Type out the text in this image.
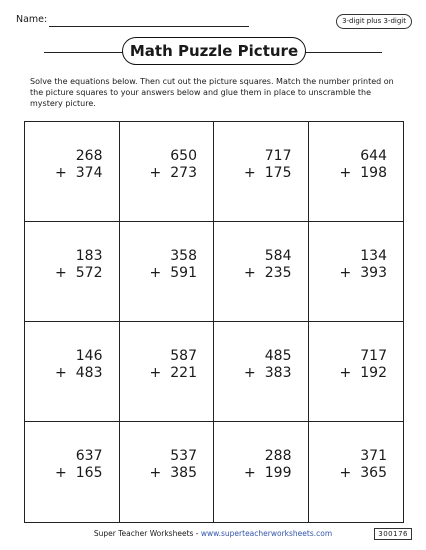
Name:	3-digit plus 3-digit
Math Puzzle Picture
Solve the equations below. Then cut out the picture squares. Match the number printed on the picture squares to your answers below and glue them in place to unscramble the mystery picture.
268
+ 374
650
+ 273
717
+ 175
644
+ 198
183
+ 572
358
+ 591
584
+ 235
134
+ 393
146
+ 483
587
+ 221
485
+ 383
717
+ 192
637
+ 165
537
+ 385
288
+ 199
371
+ 365
Super Teacher Worksheets - www.superteacherworksheets.com	300176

** Problem details **
Copy the records word for word, leaving no picture in the copy.

** Output for this exercise **
Type out the text in this image.
Name:	3-digit plus 3-digit
Math Puzzle Picture
Solve the equations below. Then cut out the picture squares. Match the number printed on the picture squares to your answers below and glue them in place to unscramble the mystery picture.
268
+ 374
650
+ 273
717
+ 175
644
+ 198
183
+ 572
358
+ 591
584
+ 235
134
+ 393
146
+ 483
587
+ 221
485
+ 383
717
+ 192
637
+ 165
537
+ 385
288
+ 199
371
+ 365
Super Teacher Worksheets - www.superteacherworksheets.com	300176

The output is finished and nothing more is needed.